» **Your goal**:
Each line with the word "Unknown" must appear in the answer, copied from the records.
*** Opening Dataset records ***
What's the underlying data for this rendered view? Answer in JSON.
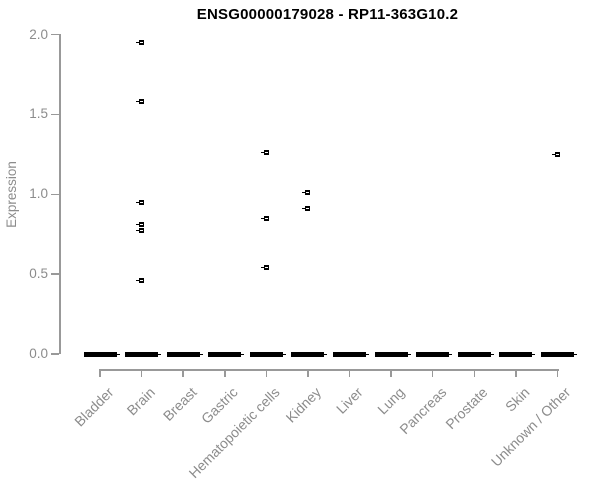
{
  "chart_data": {
    "type": "scatter",
    "variant": "boxplot-strip (R base style, expression per tissue)",
    "title": "ENSG00000179028 - RP11-363G10.2",
    "xlabel": "",
    "ylabel": "Expression",
    "ylim": [
      0.0,
      2.0
    ],
    "ytick_labels": [
      "0.0",
      "0.5",
      "1.0",
      "1.5",
      "2.0"
    ],
    "ytick_values": [
      0.0,
      0.5,
      1.0,
      1.5,
      2.0
    ],
    "grid": false,
    "legend_position": "none",
    "categories": [
      "Bladder",
      "Brain",
      "Breast",
      "Gastric",
      "Hematopoietic cells",
      "Kidney",
      "Liver",
      "Lung",
      "Pancreas",
      "Prostate",
      "Skin",
      "Unknown / Other"
    ],
    "series": [
      {
        "category": "Bladder",
        "zero_cluster": 0.0,
        "points": []
      },
      {
        "category": "Brain",
        "zero_cluster": 0.0,
        "points": [
          1.95,
          1.58,
          0.95,
          0.81,
          0.77,
          0.46
        ]
      },
      {
        "category": "Breast",
        "zero_cluster": 0.0,
        "points": []
      },
      {
        "category": "Gastric",
        "zero_cluster": 0.0,
        "points": []
      },
      {
        "category": "Hematopoietic cells",
        "zero_cluster": 0.0,
        "points": [
          1.26,
          0.85,
          0.54
        ]
      },
      {
        "category": "Kidney",
        "zero_cluster": 0.0,
        "points": [
          1.01,
          0.91
        ]
      },
      {
        "category": "Liver",
        "zero_cluster": 0.0,
        "points": []
      },
      {
        "category": "Lung",
        "zero_cluster": 0.0,
        "points": []
      },
      {
        "category": "Pancreas",
        "zero_cluster": 0.0,
        "points": []
      },
      {
        "category": "Prostate",
        "zero_cluster": 0.0,
        "points": []
      },
      {
        "category": "Skin",
        "zero_cluster": 0.0,
        "points": []
      },
      {
        "category": "Unknown / Other",
        "zero_cluster": 0.0,
        "points": [
          1.25
        ]
      }
    ],
    "note": "Thick black bar at 0.0 in every category represents a dense cluster of zero-expression samples; small open squares are individual non-zero samples",
    "colors": {
      "points": "#000000",
      "zero_bar": "#000000",
      "axis": "#999999",
      "tick_labels": "#8c8c8c",
      "title": "#000000",
      "background": "#ffffff"
    }
  }
}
*** Closing Dataset records ***
» **Solved problem**:
      "Unknown / Other"
        "category": "Unknown / Other",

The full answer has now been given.